- [JOB]:
Wherever a line below holds the word "Станки", copy that line.

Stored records
__________
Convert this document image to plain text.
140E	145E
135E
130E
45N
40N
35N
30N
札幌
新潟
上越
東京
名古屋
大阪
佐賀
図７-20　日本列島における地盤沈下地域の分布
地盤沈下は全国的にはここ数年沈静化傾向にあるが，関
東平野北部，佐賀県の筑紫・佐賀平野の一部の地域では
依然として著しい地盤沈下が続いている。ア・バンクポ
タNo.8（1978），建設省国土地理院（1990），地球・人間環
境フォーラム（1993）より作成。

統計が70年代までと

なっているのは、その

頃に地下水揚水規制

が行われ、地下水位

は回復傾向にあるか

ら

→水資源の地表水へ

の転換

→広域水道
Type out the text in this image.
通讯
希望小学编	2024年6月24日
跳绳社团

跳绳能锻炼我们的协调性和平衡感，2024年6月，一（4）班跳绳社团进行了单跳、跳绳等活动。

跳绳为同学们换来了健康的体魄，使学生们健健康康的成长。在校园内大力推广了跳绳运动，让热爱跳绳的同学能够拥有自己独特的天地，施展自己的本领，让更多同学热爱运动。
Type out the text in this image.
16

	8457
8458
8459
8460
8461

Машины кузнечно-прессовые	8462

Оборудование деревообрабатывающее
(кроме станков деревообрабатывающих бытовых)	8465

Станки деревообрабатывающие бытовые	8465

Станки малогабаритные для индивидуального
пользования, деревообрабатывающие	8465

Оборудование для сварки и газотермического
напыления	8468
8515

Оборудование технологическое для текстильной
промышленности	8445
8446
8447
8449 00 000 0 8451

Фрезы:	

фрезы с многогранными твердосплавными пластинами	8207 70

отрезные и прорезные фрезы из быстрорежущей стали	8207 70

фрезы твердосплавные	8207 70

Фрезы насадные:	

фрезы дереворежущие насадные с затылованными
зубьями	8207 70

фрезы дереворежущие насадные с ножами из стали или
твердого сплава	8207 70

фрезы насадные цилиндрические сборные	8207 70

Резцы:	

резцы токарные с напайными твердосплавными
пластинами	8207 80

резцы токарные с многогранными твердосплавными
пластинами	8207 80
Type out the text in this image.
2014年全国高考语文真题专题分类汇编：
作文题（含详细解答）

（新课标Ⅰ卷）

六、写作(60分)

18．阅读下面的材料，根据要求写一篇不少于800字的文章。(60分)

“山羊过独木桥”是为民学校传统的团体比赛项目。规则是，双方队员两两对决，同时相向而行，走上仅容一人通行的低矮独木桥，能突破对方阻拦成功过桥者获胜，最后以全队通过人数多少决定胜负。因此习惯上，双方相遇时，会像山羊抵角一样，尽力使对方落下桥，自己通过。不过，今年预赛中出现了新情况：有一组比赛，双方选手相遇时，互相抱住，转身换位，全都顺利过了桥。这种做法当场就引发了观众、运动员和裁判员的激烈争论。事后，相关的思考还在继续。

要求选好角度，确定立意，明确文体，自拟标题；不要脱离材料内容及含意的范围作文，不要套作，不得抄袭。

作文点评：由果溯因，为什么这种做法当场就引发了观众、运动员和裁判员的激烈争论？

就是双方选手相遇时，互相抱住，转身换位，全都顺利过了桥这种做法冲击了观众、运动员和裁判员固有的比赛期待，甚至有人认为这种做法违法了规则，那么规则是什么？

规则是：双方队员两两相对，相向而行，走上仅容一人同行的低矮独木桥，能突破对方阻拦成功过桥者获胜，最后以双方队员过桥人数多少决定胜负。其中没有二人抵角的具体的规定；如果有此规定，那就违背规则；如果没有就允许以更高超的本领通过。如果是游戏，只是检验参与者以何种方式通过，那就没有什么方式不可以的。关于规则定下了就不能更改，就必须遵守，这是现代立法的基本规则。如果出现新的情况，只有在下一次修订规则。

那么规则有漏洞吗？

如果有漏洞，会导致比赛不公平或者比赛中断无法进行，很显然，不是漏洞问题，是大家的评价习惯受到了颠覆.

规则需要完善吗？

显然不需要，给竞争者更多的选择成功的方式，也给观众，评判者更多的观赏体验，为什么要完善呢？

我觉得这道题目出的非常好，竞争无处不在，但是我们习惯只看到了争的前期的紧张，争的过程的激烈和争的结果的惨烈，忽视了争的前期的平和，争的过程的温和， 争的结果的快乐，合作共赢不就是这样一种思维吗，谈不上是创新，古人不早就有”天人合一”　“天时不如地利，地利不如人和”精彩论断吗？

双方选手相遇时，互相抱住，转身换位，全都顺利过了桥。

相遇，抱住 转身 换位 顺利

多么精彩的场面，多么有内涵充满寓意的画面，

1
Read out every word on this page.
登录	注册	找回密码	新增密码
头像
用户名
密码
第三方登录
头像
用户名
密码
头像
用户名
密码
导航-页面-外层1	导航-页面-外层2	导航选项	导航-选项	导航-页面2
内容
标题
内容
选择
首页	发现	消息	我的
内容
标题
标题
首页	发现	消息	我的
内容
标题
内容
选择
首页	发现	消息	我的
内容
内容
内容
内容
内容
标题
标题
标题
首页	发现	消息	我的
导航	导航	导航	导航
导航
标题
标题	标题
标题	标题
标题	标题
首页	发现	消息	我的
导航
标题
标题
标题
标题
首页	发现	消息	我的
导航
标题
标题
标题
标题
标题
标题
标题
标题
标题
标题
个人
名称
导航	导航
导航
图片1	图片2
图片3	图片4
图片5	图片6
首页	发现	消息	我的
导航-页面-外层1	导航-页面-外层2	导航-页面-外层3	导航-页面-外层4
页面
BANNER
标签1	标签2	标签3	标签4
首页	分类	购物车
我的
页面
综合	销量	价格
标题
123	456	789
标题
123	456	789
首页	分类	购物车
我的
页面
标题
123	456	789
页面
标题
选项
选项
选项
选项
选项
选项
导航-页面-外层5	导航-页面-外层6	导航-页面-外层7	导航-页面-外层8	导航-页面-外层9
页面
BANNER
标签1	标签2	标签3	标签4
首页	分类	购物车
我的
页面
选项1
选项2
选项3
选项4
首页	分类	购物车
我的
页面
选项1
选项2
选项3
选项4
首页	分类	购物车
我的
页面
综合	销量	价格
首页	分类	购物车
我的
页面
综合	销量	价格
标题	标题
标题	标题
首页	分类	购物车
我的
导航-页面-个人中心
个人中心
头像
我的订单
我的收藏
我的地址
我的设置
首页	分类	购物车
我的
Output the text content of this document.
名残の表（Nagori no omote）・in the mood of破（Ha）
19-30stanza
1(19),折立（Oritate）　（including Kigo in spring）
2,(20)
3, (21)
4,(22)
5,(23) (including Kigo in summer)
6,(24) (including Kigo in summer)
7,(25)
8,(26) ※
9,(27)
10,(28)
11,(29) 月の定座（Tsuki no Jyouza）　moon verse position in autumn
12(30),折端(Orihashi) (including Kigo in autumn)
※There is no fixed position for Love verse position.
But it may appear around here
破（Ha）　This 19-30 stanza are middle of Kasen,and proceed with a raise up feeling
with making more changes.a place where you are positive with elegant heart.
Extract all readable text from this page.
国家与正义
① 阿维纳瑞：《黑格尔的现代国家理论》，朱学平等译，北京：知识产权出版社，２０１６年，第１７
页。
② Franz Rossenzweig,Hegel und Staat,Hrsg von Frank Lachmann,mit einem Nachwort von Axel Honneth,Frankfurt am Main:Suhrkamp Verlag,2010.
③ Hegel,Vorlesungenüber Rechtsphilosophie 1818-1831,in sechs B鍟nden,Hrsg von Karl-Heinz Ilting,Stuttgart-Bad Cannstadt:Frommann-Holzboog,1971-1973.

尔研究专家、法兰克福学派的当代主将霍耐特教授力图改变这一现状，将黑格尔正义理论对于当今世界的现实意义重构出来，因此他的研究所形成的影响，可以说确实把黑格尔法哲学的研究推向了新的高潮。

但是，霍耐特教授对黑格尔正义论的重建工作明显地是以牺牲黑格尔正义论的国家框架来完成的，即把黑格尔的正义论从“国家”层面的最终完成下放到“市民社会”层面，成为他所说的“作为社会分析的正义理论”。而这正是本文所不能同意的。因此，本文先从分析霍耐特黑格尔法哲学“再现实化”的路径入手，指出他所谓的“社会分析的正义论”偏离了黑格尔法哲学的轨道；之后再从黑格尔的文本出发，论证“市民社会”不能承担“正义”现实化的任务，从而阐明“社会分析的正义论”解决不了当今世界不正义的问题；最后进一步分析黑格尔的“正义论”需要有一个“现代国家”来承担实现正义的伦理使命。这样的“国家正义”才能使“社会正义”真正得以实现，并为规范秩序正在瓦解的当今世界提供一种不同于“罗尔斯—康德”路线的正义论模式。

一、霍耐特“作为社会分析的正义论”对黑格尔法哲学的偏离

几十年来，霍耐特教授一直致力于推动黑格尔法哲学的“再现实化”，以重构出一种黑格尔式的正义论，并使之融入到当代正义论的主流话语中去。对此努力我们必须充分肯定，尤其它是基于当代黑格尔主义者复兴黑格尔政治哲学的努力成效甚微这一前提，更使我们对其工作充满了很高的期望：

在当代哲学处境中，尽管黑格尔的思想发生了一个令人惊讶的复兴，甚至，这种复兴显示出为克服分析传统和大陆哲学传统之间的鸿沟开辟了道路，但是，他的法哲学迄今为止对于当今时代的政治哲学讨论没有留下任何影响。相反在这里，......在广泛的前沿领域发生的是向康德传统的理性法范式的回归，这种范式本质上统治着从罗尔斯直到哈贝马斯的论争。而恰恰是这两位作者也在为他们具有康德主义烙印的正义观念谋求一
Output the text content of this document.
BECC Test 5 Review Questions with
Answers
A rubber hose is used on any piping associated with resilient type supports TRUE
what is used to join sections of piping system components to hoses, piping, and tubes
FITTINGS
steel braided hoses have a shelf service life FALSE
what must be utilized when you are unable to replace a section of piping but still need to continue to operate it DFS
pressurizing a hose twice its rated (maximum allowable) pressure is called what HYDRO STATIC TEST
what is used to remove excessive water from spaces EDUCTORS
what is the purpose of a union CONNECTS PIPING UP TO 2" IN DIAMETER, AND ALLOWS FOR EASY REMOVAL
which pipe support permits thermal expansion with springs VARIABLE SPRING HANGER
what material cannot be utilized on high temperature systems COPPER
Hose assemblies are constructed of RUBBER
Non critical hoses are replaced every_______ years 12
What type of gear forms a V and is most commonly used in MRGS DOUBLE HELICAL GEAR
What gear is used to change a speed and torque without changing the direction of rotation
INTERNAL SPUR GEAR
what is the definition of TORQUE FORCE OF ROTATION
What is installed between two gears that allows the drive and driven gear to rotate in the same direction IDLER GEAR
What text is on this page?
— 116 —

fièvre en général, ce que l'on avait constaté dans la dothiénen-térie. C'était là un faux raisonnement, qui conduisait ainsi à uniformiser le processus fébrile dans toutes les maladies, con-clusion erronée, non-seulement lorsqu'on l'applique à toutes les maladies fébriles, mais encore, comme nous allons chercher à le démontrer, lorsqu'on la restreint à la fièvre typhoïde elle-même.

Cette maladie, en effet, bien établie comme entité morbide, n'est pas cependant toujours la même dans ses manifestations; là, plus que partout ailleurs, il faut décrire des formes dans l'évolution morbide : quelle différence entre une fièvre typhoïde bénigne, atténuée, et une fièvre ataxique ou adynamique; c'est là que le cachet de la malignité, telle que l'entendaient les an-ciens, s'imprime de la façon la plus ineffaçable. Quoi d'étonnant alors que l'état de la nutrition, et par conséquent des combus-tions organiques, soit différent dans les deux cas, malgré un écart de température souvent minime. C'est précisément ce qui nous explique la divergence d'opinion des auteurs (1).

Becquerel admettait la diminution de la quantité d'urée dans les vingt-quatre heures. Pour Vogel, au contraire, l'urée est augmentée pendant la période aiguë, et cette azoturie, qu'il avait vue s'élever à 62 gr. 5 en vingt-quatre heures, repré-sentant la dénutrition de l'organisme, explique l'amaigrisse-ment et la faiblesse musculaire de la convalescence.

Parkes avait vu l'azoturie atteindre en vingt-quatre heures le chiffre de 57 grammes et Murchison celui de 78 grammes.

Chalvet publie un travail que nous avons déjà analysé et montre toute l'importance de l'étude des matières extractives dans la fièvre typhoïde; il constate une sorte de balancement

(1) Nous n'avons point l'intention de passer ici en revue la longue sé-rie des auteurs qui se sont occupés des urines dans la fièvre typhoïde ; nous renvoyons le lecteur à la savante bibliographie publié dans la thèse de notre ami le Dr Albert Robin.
__________
- [CORRECT OUTPUT]:
Станки деревообрабатывающие бытовые	8465
Станки малогабаритные для индивидуального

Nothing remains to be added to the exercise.